* **YOUR GOAL**: Print all the data, keeping every line exactly as it is.

Records that describe figures:
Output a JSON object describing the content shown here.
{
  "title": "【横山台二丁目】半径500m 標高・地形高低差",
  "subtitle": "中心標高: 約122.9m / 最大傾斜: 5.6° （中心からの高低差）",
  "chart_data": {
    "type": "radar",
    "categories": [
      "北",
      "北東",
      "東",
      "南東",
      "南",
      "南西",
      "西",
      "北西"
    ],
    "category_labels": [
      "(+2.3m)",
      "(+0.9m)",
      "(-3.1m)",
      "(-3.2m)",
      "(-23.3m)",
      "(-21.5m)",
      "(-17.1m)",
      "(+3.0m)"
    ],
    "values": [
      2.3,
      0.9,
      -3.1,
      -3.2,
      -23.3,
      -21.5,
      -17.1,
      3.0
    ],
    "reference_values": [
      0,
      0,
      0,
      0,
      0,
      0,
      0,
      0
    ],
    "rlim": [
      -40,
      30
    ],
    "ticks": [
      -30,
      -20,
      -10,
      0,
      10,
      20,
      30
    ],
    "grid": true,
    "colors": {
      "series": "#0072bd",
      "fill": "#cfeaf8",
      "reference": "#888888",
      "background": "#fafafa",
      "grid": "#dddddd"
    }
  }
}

* **WRITTEN RESPONSE**:
Output a JSON object describing the content shown here.
{
  "title": "【横山台二丁目】半径500m 標高・地形高低差",
  "subtitle": "中心標高: 約122.9m / 最大傾斜: 5.6° （中心からの高低差）",
  "chart_data": {
    "type": "radar",
    "categories": [
      "北",
      "北東",
      "東",
      "南東",
      "南",
      "南西",
      "西",
      "北西"
    ],
    "category_labels": [
      "(+2.3m)",
      "(+0.9m)",
      "(-3.1m)",
      "(-3.2m)",
      "(-23.3m)",
      "(-21.5m)",
      "(-17.1m)",
      "(+3.0m)"
    ],
    "values": [
      2.3,
      0.9,
      -3.1,
      -3.2,
      -23.3,
      -21.5,
      -17.1,
      3.0
    ],
    "reference_values": [
      0,
      0,
      0,
      0,
      0,
      0,
      0,
      0
    ],
    "rlim": [
      -40,
      30
    ],
    "ticks": [
      -30,
      -20,
      -10,
      0,
      10,
      20,
      30
    ],
    "grid": true,
    "colors": {
      "series": "#0072bd",
      "fill": "#cfeaf8",
      "reference": "#888888",
      "background": "#fafafa",
      "grid": "#dddddd"
    }
  }
}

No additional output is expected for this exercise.